Available records:
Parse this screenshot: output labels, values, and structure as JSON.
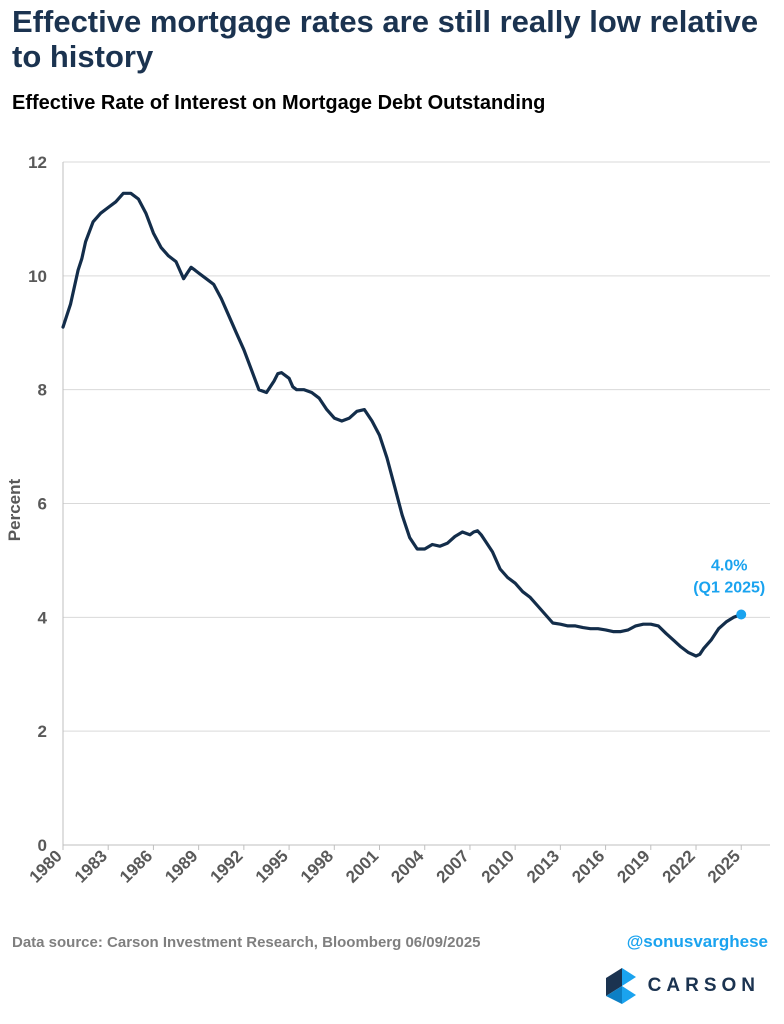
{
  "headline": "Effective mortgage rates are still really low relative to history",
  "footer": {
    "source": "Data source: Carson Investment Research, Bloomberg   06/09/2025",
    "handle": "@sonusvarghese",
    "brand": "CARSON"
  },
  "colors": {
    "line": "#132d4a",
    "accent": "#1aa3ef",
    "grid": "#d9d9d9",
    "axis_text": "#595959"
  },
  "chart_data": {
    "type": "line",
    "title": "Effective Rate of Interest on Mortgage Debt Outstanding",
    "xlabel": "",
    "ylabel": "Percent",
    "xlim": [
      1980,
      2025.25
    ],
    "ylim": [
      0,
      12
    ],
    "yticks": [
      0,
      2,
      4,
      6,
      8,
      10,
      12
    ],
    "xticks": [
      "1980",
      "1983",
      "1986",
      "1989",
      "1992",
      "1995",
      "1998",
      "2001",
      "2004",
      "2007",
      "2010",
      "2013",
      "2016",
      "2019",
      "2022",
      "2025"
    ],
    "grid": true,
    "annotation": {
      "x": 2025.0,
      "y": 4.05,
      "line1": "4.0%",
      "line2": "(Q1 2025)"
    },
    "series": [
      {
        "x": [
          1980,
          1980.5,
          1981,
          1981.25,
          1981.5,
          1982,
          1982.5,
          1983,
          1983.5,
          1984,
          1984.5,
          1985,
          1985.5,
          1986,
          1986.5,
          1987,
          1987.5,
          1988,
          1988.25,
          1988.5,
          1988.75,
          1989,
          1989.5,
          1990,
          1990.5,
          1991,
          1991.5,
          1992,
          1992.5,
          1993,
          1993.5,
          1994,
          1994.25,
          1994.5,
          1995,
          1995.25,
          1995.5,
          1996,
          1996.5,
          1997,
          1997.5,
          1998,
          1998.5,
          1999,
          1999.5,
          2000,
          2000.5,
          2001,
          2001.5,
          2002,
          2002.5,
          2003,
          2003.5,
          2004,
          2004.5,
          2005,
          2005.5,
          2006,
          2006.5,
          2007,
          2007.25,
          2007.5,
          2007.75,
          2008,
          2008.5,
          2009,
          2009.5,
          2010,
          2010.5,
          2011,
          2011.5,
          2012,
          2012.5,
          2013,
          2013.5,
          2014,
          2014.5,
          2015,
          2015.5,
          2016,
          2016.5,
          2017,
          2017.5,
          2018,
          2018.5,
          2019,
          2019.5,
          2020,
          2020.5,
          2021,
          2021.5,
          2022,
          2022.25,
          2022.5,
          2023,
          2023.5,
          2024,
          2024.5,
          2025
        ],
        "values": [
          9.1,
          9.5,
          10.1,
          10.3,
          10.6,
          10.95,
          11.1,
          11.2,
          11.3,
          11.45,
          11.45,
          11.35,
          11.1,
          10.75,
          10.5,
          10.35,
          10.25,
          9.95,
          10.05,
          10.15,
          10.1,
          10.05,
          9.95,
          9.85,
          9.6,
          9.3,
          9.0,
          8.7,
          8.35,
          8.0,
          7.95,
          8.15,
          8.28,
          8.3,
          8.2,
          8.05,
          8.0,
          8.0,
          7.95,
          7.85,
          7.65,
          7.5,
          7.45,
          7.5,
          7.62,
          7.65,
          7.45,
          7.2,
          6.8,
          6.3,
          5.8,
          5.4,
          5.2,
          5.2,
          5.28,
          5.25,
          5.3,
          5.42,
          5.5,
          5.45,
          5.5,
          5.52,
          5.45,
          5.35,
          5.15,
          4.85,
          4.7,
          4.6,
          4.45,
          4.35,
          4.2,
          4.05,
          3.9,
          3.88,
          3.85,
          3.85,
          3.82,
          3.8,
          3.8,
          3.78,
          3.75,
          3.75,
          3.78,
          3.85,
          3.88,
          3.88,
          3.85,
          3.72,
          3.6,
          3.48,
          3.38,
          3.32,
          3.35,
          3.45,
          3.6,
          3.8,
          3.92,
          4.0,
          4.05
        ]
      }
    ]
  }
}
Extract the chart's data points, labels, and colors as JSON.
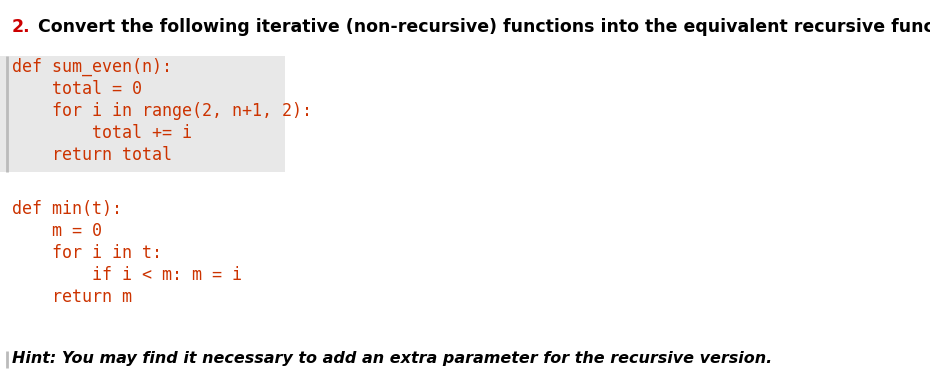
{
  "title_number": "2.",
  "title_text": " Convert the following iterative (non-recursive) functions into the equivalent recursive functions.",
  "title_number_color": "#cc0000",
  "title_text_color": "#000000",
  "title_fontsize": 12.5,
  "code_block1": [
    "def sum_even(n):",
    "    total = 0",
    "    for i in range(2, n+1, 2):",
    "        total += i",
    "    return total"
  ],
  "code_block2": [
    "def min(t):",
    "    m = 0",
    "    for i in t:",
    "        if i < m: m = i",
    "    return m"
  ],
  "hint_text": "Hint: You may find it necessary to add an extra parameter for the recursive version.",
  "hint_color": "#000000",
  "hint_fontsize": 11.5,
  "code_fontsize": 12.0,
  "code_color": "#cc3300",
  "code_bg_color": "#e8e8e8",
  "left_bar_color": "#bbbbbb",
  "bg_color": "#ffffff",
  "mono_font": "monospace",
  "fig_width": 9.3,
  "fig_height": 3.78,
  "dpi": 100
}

Exercise prompt: The word "Effective" may appear on some lines. Report how many lines hold it, giving the number alone.

Output for this exercise: 2